↓

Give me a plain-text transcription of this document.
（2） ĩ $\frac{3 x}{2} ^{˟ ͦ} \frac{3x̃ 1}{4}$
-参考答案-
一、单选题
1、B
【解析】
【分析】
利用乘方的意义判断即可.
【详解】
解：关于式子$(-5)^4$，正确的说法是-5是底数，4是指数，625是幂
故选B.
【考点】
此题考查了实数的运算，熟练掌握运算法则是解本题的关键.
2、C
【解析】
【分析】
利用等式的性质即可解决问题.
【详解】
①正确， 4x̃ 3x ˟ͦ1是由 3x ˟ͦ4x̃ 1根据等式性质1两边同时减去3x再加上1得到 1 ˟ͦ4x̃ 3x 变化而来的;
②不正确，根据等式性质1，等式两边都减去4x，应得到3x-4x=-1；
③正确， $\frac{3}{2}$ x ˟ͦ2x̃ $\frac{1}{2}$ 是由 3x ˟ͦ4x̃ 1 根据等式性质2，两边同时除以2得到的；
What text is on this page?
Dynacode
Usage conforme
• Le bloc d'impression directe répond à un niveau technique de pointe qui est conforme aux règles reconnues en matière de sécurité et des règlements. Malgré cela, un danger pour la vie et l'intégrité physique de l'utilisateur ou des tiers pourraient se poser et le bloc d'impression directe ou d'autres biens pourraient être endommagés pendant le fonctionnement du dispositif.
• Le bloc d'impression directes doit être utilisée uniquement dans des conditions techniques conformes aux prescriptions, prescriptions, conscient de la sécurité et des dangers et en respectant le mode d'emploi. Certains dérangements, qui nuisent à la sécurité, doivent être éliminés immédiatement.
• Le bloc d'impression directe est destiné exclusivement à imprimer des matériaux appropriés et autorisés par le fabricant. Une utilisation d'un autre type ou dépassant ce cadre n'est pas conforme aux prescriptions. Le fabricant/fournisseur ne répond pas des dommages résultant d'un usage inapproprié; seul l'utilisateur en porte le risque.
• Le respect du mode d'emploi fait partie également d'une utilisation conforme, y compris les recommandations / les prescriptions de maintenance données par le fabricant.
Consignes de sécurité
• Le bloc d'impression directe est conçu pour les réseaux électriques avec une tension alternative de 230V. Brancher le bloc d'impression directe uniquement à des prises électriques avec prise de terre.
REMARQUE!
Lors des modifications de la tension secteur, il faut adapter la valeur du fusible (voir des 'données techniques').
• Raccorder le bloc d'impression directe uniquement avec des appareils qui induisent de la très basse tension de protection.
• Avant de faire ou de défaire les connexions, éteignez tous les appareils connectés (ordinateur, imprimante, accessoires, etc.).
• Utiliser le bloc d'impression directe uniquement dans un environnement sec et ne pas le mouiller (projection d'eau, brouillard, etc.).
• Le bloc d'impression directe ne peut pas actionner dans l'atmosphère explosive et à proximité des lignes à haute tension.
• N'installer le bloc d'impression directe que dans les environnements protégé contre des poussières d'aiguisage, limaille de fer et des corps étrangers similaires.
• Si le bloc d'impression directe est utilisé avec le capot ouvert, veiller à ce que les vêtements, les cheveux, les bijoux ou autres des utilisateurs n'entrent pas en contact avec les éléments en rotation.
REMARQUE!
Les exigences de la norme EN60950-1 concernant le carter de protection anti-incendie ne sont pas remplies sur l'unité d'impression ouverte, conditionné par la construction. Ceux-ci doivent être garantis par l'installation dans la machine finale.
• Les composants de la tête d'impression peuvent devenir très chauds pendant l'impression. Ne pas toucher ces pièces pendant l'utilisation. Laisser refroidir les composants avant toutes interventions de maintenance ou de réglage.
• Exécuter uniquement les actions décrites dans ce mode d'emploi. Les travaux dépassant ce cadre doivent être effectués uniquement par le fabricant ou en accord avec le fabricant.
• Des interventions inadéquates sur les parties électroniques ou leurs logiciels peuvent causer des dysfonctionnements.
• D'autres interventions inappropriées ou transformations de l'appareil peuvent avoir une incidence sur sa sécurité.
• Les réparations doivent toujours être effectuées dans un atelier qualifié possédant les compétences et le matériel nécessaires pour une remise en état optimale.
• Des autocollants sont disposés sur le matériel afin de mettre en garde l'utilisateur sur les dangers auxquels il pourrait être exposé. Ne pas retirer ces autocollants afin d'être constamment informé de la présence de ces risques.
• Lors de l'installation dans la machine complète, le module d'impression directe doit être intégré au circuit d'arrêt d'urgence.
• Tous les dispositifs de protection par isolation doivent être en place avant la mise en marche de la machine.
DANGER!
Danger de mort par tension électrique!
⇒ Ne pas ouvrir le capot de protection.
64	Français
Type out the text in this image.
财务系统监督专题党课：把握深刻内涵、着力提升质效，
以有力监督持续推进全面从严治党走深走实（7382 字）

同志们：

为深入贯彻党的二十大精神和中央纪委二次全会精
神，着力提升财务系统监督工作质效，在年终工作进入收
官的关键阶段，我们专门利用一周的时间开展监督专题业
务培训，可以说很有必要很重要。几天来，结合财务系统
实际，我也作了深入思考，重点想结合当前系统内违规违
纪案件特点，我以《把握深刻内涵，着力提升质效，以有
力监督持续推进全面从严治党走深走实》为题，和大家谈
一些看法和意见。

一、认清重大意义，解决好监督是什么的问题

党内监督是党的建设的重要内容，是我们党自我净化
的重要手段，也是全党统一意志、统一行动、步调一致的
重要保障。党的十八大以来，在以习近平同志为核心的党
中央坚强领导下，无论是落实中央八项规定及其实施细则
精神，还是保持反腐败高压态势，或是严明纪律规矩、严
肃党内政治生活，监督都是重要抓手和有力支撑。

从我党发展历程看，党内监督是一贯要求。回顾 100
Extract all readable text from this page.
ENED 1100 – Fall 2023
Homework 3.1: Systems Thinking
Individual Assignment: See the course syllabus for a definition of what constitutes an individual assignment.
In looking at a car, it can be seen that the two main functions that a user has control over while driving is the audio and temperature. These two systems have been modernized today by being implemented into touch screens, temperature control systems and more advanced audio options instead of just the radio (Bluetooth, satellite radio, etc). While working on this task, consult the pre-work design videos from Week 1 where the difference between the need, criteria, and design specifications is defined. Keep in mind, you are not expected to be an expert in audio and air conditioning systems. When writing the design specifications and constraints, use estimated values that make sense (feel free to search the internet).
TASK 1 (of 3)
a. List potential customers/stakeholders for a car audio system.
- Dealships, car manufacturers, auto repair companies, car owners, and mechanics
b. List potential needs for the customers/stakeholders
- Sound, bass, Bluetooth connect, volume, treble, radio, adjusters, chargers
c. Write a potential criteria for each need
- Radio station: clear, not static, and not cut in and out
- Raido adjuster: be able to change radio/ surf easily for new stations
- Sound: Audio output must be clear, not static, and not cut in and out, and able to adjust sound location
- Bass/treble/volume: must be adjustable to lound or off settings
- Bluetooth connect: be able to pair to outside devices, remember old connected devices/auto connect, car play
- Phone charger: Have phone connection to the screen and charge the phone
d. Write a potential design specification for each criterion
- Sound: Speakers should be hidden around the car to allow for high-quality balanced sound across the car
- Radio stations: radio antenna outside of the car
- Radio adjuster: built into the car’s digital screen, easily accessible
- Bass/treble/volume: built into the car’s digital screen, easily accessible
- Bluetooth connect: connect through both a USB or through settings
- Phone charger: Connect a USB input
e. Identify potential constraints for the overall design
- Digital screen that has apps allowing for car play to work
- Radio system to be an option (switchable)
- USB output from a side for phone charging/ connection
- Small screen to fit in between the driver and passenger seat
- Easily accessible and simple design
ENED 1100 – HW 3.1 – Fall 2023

↑

[SHORT EXERCISE]: Repeat back the data above, exact to the last character.

[ANSWER TO THE TASK]:
Give me a plain-text transcription of this document.
（2） ĩ $\frac{3 x}{2} ^{˟ ͦ} \frac{3x̃ 1}{4}$
-参考答案-
一、单选题
1、B
【解析】
【分析】
利用乘方的意义判断即可.
【详解】
解：关于式子$(-5)^4$，正确的说法是-5是底数，4是指数，625是幂
故选B.
【考点】
此题考查了实数的运算，熟练掌握运算法则是解本题的关键.
2、C
【解析】
【分析】
利用等式的性质即可解决问题.
【详解】
①正确， 4x̃ 3x ˟ͦ1是由 3x ˟ͦ4x̃ 1根据等式性质1两边同时减去3x再加上1得到 1 ˟ͦ4x̃ 3x 变化而来的;
②不正确，根据等式性质1，等式两边都减去4x，应得到3x-4x=-1；
③正确， $\frac{3}{2}$ x ˟ͦ2x̃ $\frac{1}{2}$ 是由 3x ˟ͦ4x̃ 1 根据等式性质2，两边同时除以2得到的；
What text is on this page?
Dynacode
Usage conforme
• Le bloc d'impression directe répond à un niveau technique de pointe qui est conforme aux règles reconnues en matière de sécurité et des règlements. Malgré cela, un danger pour la vie et l'intégrité physique de l'utilisateur ou des tiers pourraient se poser et le bloc d'impression directe ou d'autres biens pourraient être endommagés pendant le fonctionnement du dispositif.
• Le bloc d'impression directes doit être utilisée uniquement dans des conditions techniques conformes aux prescriptions, prescriptions, conscient de la sécurité et des dangers et en respectant le mode d'emploi. Certains dérangements, qui nuisent à la sécurité, doivent être éliminés immédiatement.
• Le bloc d'impression directe est destiné exclusivement à imprimer des matériaux appropriés et autorisés par le fabricant. Une utilisation d'un autre type ou dépassant ce cadre n'est pas conforme aux prescriptions. Le fabricant/fournisseur ne répond pas des dommages résultant d'un usage inapproprié; seul l'utilisateur en porte le risque.
• Le respect du mode d'emploi fait partie également d'une utilisation conforme, y compris les recommandations / les prescriptions de maintenance données par le fabricant.
Consignes de sécurité
• Le bloc d'impression directe est conçu pour les réseaux électriques avec une tension alternative de 230V. Brancher le bloc d'impression directe uniquement à des prises électriques avec prise de terre.
REMARQUE!
Lors des modifications de la tension secteur, il faut adapter la valeur du fusible (voir des 'données techniques').
• Raccorder le bloc d'impression directe uniquement avec des appareils qui induisent de la très basse tension de protection.
• Avant de faire ou de défaire les connexions, éteignez tous les appareils connectés (ordinateur, imprimante, accessoires, etc.).
• Utiliser le bloc d'impression directe uniquement dans un environnement sec et ne pas le mouiller (projection d'eau, brouillard, etc.).
• Le bloc d'impression directe ne peut pas actionner dans l'atmosphère explosive et à proximité des lignes à haute tension.
• N'installer le bloc d'impression directe que dans les environnements protégé contre des poussières d'aiguisage, limaille de fer et des corps étrangers similaires.
• Si le bloc d'impression directe est utilisé avec le capot ouvert, veiller à ce que les vêtements, les cheveux, les bijoux ou autres des utilisateurs n'entrent pas en contact avec les éléments en rotation.
REMARQUE!
Les exigences de la norme EN60950-1 concernant le carter de protection anti-incendie ne sont pas remplies sur l'unité d'impression ouverte, conditionné par la construction. Ceux-ci doivent être garantis par l'installation dans la machine finale.
• Les composants de la tête d'impression peuvent devenir très chauds pendant l'impression. Ne pas toucher ces pièces pendant l'utilisation. Laisser refroidir les composants avant toutes interventions de maintenance ou de réglage.
• Exécuter uniquement les actions décrites dans ce mode d'emploi. Les travaux dépassant ce cadre doivent être effectués uniquement par le fabricant ou en accord avec le fabricant.
• Des interventions inadéquates sur les parties électroniques ou leurs logiciels peuvent causer des dysfonctionnements.
• D'autres interventions inappropriées ou transformations de l'appareil peuvent avoir une incidence sur sa sécurité.
• Les réparations doivent toujours être effectuées dans un atelier qualifié possédant les compétences et le matériel nécessaires pour une remise en état optimale.
• Des autocollants sont disposés sur le matériel afin de mettre en garde l'utilisateur sur les dangers auxquels il pourrait être exposé. Ne pas retirer ces autocollants afin d'être constamment informé de la présence de ces risques.
• Lors de l'installation dans la machine complète, le module d'impression directe doit être intégré au circuit d'arrêt d'urgence.
• Tous les dispositifs de protection par isolation doivent être en place avant la mise en marche de la machine.
DANGER!
Danger de mort par tension électrique!
⇒ Ne pas ouvrir le capot de protection.
64	Français
Type out the text in this image.
财务系统监督专题党课：把握深刻内涵、着力提升质效，
以有力监督持续推进全面从严治党走深走实（7382 字）

同志们：

为深入贯彻党的二十大精神和中央纪委二次全会精
神，着力提升财务系统监督工作质效，在年终工作进入收
官的关键阶段，我们专门利用一周的时间开展监督专题业
务培训，可以说很有必要很重要。几天来，结合财务系统
实际，我也作了深入思考，重点想结合当前系统内违规违
纪案件特点，我以《把握深刻内涵，着力提升质效，以有
力监督持续推进全面从严治党走深走实》为题，和大家谈
一些看法和意见。

一、认清重大意义，解决好监督是什么的问题

党内监督是党的建设的重要内容，是我们党自我净化
的重要手段，也是全党统一意志、统一行动、步调一致的
重要保障。党的十八大以来，在以习近平同志为核心的党
中央坚强领导下，无论是落实中央八项规定及其实施细则
精神，还是保持反腐败高压态势，或是严明纪律规矩、严
肃党内政治生活，监督都是重要抓手和有力支撑。

从我党发展历程看，党内监督是一贯要求。回顾 100
Extract all readable text from this page.
ENED 1100 – Fall 2023
Homework 3.1: Systems Thinking
Individual Assignment: See the course syllabus for a definition of what constitutes an individual assignment.
In looking at a car, it can be seen that the two main functions that a user has control over while driving is the audio and temperature. These two systems have been modernized today by being implemented into touch screens, temperature control systems and more advanced audio options instead of just the radio (Bluetooth, satellite radio, etc). While working on this task, consult the pre-work design videos from Week 1 where the difference between the need, criteria, and design specifications is defined. Keep in mind, you are not expected to be an expert in audio and air conditioning systems. When writing the design specifications and constraints, use estimated values that make sense (feel free to search the internet).
TASK 1 (of 3)
a. List potential customers/stakeholders for a car audio system.
- Dealships, car manufacturers, auto repair companies, car owners, and mechanics
b. List potential needs for the customers/stakeholders
- Sound, bass, Bluetooth connect, volume, treble, radio, adjusters, chargers
c. Write a potential criteria for each need
- Radio station: clear, not static, and not cut in and out
- Raido adjuster: be able to change radio/ surf easily for new stations
- Sound: Audio output must be clear, not static, and not cut in and out, and able to adjust sound location
- Bass/treble/volume: must be adjustable to lound or off settings
- Bluetooth connect: be able to pair to outside devices, remember old connected devices/auto connect, car play
- Phone charger: Have phone connection to the screen and charge the phone
d. Write a potential design specification for each criterion
- Sound: Speakers should be hidden around the car to allow for high-quality balanced sound across the car
- Radio stations: radio antenna outside of the car
- Radio adjuster: built into the car’s digital screen, easily accessible
- Bass/treble/volume: built into the car’s digital screen, easily accessible
- Bluetooth connect: connect through both a USB or through settings
- Phone charger: Connect a USB input
e. Identify potential constraints for the overall design
- Digital screen that has apps allowing for car play to work
- Radio system to be an option (switchable)
- USB output from a side for phone charging/ connection
- Small screen to fit in between the driver and passenger seat
- Easily accessible and simple design
ENED 1100 – HW 3.1 – Fall 2023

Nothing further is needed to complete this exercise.